**PROVIDED ENTRIES:**
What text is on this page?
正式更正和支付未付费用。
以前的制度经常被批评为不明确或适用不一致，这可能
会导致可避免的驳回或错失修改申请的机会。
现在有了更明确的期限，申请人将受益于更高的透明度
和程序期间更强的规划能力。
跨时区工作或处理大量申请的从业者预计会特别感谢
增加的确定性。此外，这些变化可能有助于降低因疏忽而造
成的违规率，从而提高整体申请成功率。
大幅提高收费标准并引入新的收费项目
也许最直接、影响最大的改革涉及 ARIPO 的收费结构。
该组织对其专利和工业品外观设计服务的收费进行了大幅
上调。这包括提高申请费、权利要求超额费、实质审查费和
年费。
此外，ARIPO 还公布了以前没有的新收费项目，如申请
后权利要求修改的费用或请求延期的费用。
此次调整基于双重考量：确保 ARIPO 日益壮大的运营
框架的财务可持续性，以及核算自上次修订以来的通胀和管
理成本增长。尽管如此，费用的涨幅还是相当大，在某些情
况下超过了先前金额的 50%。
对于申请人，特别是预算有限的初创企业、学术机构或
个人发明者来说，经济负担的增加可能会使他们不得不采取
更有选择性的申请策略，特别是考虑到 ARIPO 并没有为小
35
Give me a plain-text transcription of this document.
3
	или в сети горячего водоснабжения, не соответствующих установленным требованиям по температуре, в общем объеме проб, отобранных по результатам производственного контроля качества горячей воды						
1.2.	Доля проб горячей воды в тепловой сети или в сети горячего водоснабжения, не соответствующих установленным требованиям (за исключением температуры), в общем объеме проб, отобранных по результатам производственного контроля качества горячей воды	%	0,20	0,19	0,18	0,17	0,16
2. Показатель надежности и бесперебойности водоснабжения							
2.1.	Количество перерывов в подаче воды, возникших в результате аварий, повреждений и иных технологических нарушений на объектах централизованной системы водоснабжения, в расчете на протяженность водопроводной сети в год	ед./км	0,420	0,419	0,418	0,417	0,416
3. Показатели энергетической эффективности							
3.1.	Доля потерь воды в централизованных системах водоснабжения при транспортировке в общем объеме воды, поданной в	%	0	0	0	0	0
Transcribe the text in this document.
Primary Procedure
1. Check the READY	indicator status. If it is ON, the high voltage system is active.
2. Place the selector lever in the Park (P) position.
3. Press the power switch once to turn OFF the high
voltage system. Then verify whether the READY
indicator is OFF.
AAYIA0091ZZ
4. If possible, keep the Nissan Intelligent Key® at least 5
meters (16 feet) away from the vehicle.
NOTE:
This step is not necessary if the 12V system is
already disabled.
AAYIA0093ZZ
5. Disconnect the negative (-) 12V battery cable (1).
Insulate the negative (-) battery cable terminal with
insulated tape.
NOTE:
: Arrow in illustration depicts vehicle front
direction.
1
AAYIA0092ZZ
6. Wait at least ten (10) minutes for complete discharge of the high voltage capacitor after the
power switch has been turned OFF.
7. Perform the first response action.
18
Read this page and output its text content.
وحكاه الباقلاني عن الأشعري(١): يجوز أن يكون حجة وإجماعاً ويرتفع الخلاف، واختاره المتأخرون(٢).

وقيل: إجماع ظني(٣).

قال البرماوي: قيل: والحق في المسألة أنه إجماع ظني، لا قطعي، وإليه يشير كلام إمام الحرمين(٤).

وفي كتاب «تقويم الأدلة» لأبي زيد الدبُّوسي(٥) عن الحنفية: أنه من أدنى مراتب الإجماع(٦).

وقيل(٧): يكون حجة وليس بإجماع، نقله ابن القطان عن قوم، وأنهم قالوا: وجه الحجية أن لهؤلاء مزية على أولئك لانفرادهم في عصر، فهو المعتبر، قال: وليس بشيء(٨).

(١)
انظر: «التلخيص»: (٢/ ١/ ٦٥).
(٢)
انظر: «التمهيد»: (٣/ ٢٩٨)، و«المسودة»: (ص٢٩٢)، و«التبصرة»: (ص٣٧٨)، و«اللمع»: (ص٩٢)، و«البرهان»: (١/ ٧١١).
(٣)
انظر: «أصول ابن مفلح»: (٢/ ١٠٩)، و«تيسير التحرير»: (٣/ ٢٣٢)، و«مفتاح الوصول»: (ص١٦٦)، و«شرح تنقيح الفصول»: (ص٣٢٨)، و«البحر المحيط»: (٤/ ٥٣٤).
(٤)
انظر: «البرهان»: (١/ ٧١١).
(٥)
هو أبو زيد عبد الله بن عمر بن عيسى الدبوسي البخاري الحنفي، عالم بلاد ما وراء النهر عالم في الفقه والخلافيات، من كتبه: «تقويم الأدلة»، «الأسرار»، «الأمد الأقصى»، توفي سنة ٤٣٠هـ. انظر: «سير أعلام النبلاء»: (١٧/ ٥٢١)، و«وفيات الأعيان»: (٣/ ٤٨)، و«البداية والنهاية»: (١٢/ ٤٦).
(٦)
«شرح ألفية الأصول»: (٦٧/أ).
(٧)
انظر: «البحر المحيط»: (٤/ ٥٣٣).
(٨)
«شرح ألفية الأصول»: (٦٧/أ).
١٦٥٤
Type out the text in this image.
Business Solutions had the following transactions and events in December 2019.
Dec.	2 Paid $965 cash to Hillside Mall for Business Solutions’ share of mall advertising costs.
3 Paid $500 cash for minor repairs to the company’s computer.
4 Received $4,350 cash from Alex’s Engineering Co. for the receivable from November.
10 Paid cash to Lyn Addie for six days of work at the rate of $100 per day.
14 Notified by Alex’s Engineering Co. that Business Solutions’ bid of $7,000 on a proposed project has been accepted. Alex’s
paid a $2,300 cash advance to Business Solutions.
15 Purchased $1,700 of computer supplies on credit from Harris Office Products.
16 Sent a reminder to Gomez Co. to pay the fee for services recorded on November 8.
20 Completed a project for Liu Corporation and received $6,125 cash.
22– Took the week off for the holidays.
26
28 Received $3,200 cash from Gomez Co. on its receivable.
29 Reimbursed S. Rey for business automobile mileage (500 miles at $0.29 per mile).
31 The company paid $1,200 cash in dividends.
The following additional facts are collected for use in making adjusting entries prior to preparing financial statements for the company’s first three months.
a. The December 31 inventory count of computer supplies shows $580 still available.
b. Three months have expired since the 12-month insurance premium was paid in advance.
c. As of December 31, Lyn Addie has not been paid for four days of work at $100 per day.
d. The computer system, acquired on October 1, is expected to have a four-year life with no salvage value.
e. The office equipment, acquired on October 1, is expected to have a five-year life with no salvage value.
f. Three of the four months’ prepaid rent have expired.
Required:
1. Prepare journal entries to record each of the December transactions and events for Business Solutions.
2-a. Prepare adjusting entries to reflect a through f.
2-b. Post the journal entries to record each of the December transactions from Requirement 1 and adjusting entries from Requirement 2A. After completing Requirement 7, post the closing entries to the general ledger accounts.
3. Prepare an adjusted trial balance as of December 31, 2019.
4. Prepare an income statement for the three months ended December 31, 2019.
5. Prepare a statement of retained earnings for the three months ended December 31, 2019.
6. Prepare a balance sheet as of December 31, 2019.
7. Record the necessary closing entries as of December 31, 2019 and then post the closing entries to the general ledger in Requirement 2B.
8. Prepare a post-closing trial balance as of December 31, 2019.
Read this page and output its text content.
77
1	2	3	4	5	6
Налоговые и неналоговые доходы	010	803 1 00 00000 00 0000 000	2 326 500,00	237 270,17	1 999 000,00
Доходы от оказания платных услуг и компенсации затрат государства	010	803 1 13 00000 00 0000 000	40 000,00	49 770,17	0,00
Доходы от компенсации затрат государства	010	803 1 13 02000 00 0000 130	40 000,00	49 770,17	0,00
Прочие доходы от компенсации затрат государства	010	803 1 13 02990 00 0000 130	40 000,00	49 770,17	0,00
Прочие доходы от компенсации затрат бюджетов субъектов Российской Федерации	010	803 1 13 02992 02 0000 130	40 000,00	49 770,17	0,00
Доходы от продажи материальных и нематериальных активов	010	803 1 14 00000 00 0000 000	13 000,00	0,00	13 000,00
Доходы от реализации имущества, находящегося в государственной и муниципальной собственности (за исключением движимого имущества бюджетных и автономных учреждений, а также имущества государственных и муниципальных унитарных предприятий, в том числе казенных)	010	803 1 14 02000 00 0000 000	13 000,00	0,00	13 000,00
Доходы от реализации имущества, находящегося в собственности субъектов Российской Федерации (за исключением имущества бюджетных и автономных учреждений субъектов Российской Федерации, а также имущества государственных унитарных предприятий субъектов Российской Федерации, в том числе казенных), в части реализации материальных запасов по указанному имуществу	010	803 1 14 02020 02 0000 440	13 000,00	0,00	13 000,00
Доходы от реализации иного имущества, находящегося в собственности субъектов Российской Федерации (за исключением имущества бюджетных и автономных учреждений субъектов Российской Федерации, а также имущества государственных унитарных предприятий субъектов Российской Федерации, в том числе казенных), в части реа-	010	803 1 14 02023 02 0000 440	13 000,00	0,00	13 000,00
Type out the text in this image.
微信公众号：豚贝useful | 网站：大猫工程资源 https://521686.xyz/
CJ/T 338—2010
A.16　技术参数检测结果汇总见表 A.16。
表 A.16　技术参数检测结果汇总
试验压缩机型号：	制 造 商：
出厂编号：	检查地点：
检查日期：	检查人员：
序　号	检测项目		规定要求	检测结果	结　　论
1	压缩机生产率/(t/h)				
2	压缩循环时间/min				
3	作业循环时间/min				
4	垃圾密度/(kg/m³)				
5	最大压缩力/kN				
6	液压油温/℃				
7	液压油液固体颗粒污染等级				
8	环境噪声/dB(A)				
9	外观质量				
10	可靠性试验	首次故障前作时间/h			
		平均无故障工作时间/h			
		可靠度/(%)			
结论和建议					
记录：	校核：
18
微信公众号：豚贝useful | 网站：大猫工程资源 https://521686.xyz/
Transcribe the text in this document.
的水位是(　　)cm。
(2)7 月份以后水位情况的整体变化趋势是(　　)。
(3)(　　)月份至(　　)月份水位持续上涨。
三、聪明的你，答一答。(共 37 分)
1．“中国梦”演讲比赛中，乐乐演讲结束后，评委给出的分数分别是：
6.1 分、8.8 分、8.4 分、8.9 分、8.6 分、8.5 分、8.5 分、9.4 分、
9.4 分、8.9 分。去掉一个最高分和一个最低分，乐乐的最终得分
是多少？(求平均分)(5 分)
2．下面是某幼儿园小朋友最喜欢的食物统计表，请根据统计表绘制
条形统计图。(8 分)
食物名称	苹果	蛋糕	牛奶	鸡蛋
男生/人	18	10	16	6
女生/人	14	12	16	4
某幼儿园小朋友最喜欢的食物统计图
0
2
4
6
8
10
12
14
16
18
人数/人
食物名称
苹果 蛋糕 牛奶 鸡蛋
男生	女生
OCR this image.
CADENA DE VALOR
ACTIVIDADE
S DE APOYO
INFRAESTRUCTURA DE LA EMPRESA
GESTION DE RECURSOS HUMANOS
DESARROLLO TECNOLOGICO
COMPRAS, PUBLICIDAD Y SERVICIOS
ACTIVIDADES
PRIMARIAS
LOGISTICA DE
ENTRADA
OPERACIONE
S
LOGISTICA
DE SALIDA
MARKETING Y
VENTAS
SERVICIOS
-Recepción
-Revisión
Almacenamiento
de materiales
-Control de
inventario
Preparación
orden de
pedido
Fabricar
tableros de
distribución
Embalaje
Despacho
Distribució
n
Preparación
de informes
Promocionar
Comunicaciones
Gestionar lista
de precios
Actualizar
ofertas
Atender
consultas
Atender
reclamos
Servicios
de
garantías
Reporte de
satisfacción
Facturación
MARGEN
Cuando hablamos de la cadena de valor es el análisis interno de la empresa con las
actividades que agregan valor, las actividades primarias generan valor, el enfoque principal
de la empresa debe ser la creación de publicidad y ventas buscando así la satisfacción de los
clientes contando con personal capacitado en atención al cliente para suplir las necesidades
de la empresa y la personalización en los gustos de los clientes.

**EXERCISE DETAILS:** Copy every line of the material in which the word "necessary" occurs.

**RESULT OF THIS TASK:**
This step is not necessary if the 12V system is
7. Record the necessary closing entries as of December 31, 2019 and then post the closing entries to the general ledger in Requirement 2B.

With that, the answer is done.